→ Exercise prompt
Go through the listing beneath this task and return every line that carries the string "image".

→ Extracted records
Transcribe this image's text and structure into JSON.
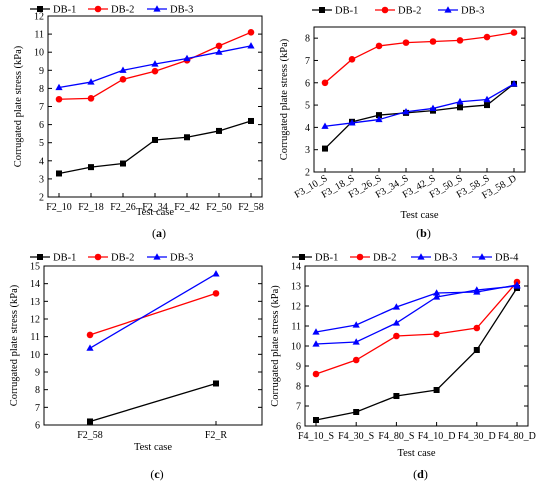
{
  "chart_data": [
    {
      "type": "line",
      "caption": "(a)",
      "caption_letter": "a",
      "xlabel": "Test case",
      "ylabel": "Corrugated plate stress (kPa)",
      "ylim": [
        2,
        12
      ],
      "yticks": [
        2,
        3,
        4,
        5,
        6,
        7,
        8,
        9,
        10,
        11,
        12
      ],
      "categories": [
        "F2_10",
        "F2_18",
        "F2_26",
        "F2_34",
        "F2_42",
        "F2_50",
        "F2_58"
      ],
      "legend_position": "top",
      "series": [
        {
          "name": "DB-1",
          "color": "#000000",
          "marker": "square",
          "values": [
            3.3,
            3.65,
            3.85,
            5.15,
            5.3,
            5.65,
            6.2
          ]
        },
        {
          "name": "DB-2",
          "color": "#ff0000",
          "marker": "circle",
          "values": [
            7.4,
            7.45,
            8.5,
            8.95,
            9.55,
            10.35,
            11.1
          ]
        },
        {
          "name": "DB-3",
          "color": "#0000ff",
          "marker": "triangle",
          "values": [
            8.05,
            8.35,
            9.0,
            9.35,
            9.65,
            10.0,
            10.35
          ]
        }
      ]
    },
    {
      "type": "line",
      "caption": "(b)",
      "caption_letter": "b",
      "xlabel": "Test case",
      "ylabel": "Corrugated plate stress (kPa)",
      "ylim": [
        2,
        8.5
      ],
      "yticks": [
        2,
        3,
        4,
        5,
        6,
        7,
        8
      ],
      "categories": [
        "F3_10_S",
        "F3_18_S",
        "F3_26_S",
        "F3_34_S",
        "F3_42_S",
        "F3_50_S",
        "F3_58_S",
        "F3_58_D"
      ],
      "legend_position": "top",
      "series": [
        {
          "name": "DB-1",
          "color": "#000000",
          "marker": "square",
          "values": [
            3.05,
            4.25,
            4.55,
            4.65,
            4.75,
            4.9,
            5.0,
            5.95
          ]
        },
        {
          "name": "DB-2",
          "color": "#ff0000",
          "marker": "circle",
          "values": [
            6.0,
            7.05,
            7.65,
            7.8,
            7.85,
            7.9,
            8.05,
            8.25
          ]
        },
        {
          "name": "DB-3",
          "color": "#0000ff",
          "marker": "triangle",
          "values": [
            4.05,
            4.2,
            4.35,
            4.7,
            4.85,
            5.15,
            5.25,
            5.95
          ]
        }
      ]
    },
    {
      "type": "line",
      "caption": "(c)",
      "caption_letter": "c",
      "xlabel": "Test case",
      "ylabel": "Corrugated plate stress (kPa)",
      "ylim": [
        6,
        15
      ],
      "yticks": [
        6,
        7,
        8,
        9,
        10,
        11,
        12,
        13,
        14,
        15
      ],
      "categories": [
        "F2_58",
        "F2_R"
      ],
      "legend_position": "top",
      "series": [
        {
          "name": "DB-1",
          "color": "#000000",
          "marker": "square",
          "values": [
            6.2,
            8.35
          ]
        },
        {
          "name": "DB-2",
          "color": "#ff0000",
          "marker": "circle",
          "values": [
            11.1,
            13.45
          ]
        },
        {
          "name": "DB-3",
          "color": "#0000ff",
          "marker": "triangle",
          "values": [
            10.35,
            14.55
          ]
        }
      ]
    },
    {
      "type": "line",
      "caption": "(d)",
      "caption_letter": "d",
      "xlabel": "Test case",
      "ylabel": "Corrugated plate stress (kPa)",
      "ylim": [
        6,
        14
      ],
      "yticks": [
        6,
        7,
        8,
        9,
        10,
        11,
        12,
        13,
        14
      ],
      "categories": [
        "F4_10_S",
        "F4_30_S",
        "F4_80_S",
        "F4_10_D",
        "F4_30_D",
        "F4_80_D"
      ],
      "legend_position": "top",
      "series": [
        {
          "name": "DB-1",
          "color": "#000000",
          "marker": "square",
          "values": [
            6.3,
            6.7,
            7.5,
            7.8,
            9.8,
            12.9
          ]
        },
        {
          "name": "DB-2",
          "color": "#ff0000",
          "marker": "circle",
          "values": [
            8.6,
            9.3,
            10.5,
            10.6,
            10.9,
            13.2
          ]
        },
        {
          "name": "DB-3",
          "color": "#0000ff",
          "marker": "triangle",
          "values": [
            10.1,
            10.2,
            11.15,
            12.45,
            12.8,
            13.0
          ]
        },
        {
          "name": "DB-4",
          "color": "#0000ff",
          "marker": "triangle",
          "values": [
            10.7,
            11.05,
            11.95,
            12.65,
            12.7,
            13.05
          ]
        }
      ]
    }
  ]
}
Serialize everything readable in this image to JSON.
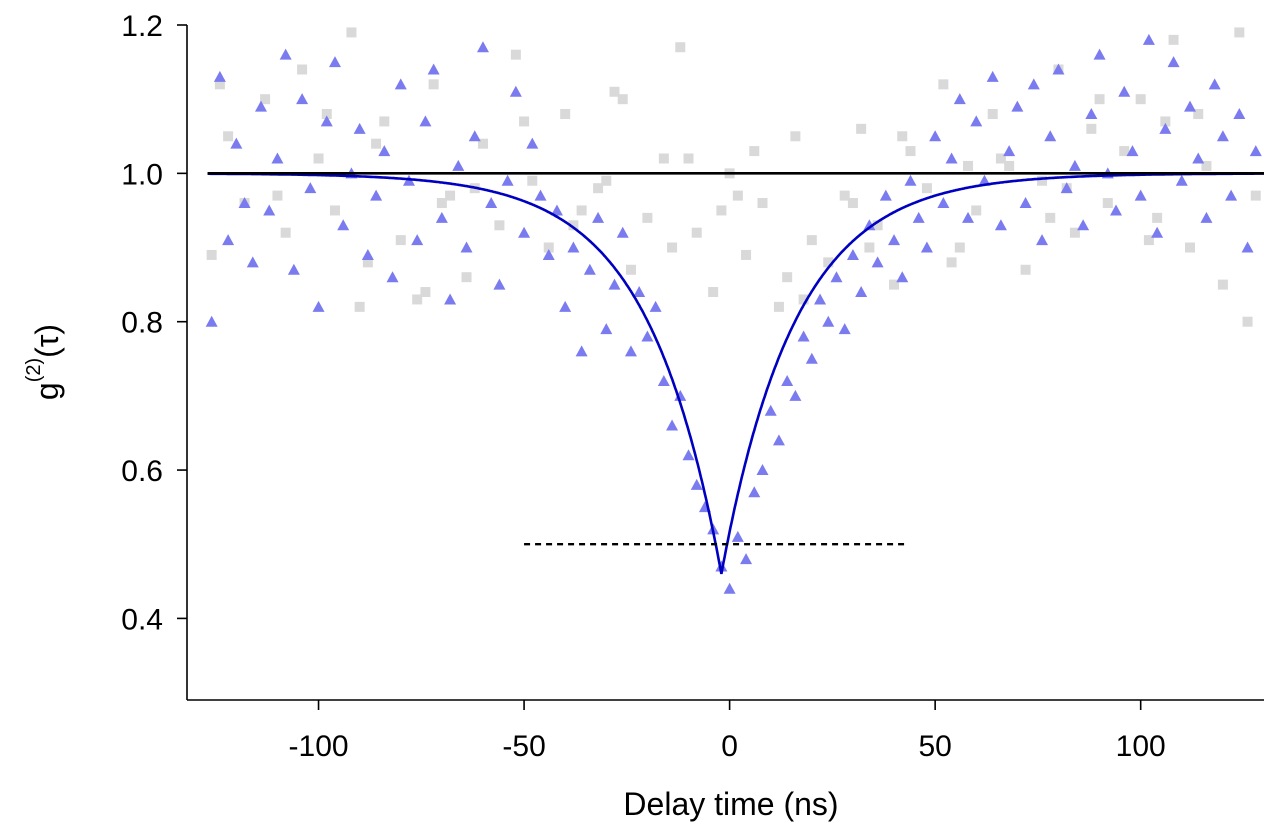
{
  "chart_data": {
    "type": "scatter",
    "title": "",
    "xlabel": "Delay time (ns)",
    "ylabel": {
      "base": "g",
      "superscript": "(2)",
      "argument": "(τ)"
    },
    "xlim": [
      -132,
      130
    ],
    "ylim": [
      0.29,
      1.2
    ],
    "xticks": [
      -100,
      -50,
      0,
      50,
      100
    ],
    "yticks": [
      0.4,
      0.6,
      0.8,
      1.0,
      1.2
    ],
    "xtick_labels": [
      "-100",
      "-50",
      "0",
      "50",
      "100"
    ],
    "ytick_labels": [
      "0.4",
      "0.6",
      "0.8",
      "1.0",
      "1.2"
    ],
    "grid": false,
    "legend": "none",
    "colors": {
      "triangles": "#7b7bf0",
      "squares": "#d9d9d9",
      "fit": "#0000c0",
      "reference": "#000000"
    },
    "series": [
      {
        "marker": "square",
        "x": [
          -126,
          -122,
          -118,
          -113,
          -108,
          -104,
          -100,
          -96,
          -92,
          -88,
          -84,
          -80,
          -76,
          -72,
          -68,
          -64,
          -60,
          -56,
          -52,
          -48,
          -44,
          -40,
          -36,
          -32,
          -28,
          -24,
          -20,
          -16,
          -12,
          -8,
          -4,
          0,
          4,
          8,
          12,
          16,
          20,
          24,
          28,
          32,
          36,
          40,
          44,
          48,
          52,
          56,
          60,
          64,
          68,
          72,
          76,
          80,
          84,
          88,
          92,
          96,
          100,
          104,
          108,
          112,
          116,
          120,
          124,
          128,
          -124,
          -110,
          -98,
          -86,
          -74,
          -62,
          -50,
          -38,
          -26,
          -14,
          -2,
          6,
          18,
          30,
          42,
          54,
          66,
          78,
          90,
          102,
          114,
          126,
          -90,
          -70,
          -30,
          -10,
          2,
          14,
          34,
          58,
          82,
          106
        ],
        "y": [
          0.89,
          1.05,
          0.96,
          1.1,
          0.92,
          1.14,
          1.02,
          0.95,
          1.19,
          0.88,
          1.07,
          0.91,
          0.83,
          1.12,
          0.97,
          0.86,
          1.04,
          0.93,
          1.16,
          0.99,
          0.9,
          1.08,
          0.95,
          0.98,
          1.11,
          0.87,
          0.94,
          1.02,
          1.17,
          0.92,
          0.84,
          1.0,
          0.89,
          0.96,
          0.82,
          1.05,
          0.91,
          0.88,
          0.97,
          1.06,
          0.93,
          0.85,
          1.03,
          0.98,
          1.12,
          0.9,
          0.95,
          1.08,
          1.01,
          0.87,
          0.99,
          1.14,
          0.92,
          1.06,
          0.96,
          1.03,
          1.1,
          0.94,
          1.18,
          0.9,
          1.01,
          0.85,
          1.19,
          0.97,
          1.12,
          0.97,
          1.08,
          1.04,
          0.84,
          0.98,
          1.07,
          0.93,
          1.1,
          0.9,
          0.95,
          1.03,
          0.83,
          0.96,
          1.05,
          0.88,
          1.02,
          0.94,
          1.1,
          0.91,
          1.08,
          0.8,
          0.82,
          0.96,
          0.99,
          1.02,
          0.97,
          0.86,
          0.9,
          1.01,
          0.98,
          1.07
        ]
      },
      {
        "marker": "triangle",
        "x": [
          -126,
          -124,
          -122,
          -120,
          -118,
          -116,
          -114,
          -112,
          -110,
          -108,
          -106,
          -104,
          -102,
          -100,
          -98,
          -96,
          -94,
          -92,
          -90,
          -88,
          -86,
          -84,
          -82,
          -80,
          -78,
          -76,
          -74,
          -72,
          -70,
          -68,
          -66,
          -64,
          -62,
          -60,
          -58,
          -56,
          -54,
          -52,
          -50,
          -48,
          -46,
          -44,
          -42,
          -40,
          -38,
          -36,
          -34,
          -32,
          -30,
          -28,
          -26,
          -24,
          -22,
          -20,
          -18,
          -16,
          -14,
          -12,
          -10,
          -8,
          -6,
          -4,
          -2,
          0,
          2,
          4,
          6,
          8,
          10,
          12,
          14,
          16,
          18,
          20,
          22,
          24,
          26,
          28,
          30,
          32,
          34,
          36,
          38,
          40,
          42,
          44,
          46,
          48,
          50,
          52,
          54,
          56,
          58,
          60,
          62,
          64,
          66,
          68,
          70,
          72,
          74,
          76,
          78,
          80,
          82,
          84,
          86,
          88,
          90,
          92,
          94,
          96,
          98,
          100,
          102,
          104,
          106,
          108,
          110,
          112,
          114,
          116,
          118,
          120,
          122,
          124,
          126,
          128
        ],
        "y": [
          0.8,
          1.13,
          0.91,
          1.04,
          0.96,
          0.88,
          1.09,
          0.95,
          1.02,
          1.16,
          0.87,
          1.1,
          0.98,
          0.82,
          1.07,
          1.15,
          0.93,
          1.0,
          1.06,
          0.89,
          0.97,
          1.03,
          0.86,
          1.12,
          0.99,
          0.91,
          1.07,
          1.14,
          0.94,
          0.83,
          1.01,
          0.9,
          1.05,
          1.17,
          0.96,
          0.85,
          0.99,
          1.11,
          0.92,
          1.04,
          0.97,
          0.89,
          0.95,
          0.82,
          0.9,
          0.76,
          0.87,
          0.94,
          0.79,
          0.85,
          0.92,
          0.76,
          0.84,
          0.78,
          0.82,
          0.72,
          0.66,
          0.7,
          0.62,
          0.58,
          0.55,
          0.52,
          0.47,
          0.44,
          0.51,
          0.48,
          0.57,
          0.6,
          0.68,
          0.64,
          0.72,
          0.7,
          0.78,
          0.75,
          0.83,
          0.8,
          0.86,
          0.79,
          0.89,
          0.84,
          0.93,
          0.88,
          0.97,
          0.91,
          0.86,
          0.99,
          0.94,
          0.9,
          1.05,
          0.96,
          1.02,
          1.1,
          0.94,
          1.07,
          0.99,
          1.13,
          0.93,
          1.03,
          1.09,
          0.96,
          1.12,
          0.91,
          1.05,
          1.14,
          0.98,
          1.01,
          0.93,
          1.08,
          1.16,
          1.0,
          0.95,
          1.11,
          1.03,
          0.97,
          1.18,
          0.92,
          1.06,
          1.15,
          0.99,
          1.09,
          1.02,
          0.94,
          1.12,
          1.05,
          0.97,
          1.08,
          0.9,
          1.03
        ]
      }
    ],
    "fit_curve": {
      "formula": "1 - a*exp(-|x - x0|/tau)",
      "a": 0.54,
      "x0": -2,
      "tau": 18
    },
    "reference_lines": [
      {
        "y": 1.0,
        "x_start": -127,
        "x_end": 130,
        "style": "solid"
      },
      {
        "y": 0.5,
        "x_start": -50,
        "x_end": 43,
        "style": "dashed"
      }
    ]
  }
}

→ Exercise solution
Transcribe this image's text and structure into JSON.
Serialize everything readable in this image to JSON.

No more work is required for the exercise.